Pictures do not belong in the copy; quote every entry below exactly.

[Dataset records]

--

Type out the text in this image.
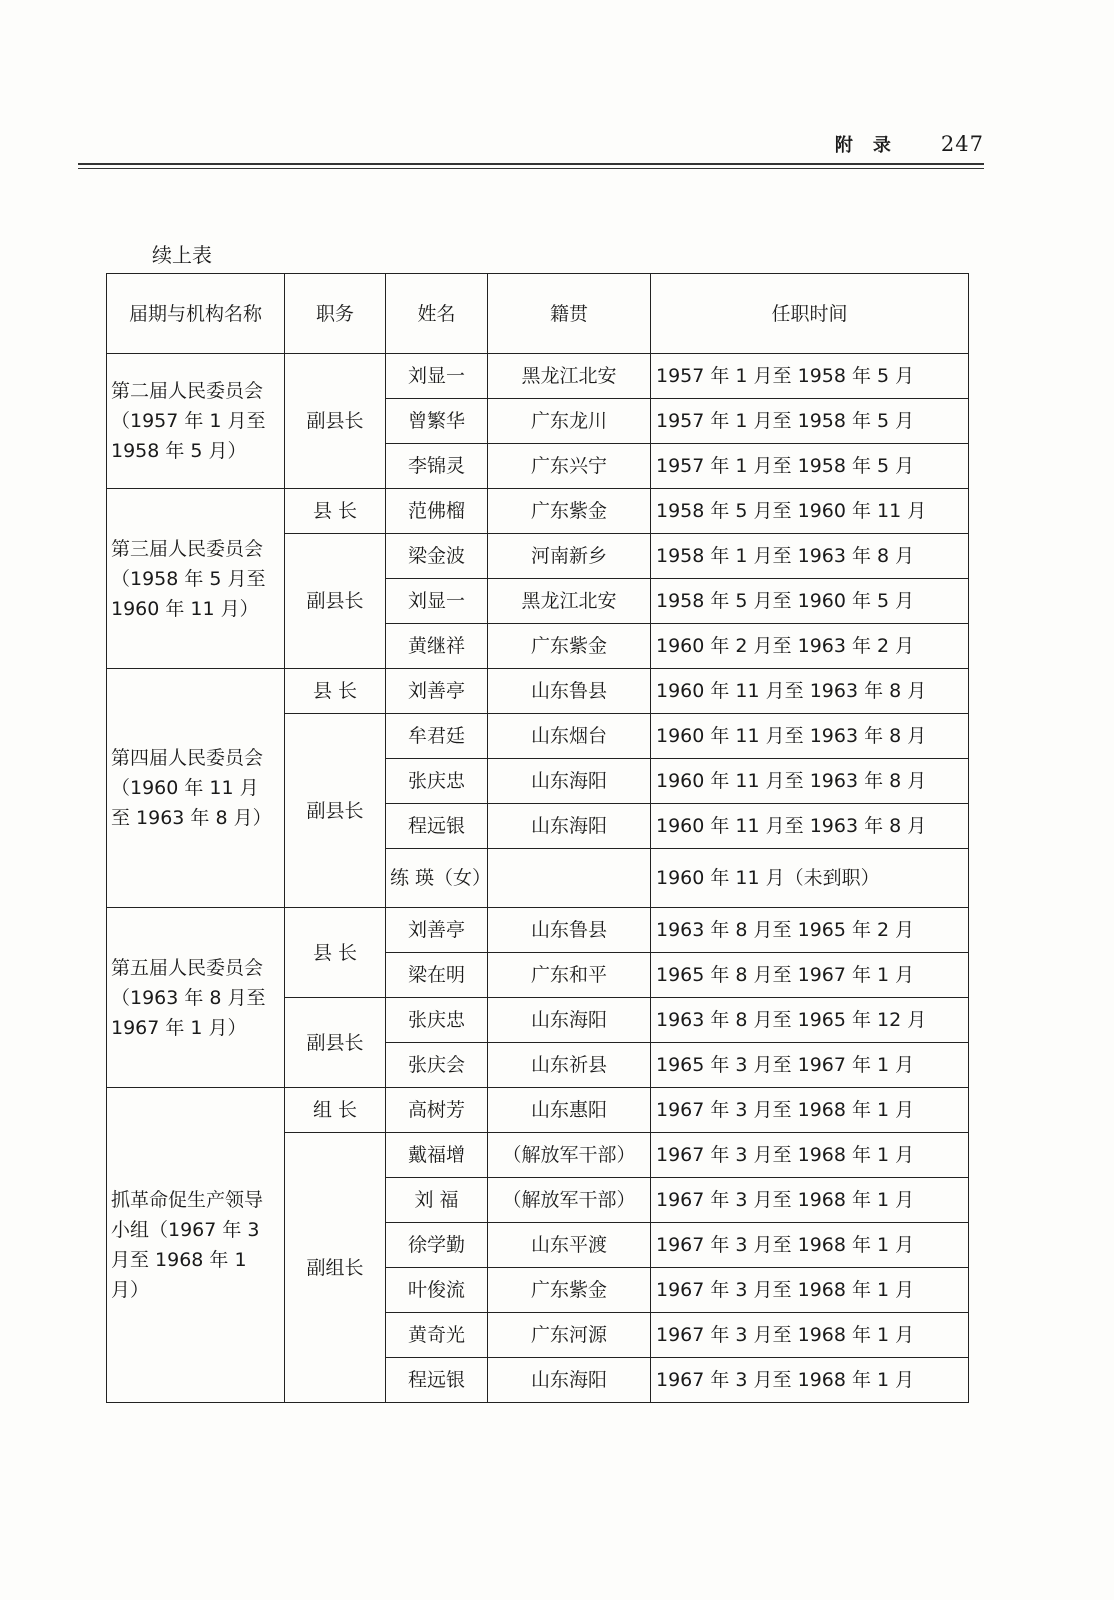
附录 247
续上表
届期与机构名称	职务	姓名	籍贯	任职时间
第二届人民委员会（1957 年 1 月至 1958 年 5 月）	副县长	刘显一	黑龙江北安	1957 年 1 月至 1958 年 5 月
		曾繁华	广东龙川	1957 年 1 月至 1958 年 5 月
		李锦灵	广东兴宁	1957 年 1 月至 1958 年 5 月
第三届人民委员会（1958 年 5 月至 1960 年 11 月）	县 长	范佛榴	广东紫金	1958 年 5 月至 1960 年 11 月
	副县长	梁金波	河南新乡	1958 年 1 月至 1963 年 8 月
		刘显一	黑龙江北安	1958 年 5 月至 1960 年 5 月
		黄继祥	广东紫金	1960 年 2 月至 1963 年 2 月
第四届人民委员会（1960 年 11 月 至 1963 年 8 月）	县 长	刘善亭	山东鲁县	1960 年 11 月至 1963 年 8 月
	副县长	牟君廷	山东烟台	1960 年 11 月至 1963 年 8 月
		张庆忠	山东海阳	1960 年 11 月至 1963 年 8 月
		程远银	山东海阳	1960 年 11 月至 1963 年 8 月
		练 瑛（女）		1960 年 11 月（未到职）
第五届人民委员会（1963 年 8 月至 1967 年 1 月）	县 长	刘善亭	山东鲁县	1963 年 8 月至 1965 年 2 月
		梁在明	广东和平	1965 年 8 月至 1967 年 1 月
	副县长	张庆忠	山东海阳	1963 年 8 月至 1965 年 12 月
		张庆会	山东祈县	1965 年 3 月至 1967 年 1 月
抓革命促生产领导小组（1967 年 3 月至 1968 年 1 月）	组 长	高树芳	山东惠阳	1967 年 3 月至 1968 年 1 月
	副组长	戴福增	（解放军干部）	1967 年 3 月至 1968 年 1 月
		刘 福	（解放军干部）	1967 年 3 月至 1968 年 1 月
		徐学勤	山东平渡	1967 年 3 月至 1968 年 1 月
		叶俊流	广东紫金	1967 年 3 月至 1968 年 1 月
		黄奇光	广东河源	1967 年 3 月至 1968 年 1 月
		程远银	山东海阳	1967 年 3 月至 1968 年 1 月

--

Correct answer>
Type out the text in this image.
附录 247
续上表
届期与机构名称	职务	姓名	籍贯	任职时间
第二届人民委员会（1957 年 1 月至 1958 年 5 月）	副县长	刘显一	黑龙江北安	1957 年 1 月至 1958 年 5 月
		曾繁华	广东龙川	1957 年 1 月至 1958 年 5 月
		李锦灵	广东兴宁	1957 年 1 月至 1958 年 5 月
第三届人民委员会（1958 年 5 月至 1960 年 11 月）	县 长	范佛榴	广东紫金	1958 年 5 月至 1960 年 11 月
	副县长	梁金波	河南新乡	1958 年 1 月至 1963 年 8 月
		刘显一	黑龙江北安	1958 年 5 月至 1960 年 5 月
		黄继祥	广东紫金	1960 年 2 月至 1963 年 2 月
第四届人民委员会（1960 年 11 月 至 1963 年 8 月）	县 长	刘善亭	山东鲁县	1960 年 11 月至 1963 年 8 月
	副县长	牟君廷	山东烟台	1960 年 11 月至 1963 年 8 月
		张庆忠	山东海阳	1960 年 11 月至 1963 年 8 月
		程远银	山东海阳	1960 年 11 月至 1963 年 8 月
		练 瑛（女）		1960 年 11 月（未到职）
第五届人民委员会（1963 年 8 月至 1967 年 1 月）	县 长	刘善亭	山东鲁县	1963 年 8 月至 1965 年 2 月
		梁在明	广东和平	1965 年 8 月至 1967 年 1 月
	副县长	张庆忠	山东海阳	1963 年 8 月至 1965 年 12 月
		张庆会	山东祈县	1965 年 3 月至 1967 年 1 月
抓革命促生产领导小组（1967 年 3 月至 1968 年 1 月）	组 长	高树芳	山东惠阳	1967 年 3 月至 1968 年 1 月
	副组长	戴福增	（解放军干部）	1967 年 3 月至 1968 年 1 月
		刘 福	（解放军干部）	1967 年 3 月至 1968 年 1 月
		徐学勤	山东平渡	1967 年 3 月至 1968 年 1 月
		叶俊流	广东紫金	1967 年 3 月至 1968 年 1 月
		黄奇光	广东河源	1967 年 3 月至 1968 年 1 月
		程远银	山东海阳	1967 年 3 月至 1968 年 1 月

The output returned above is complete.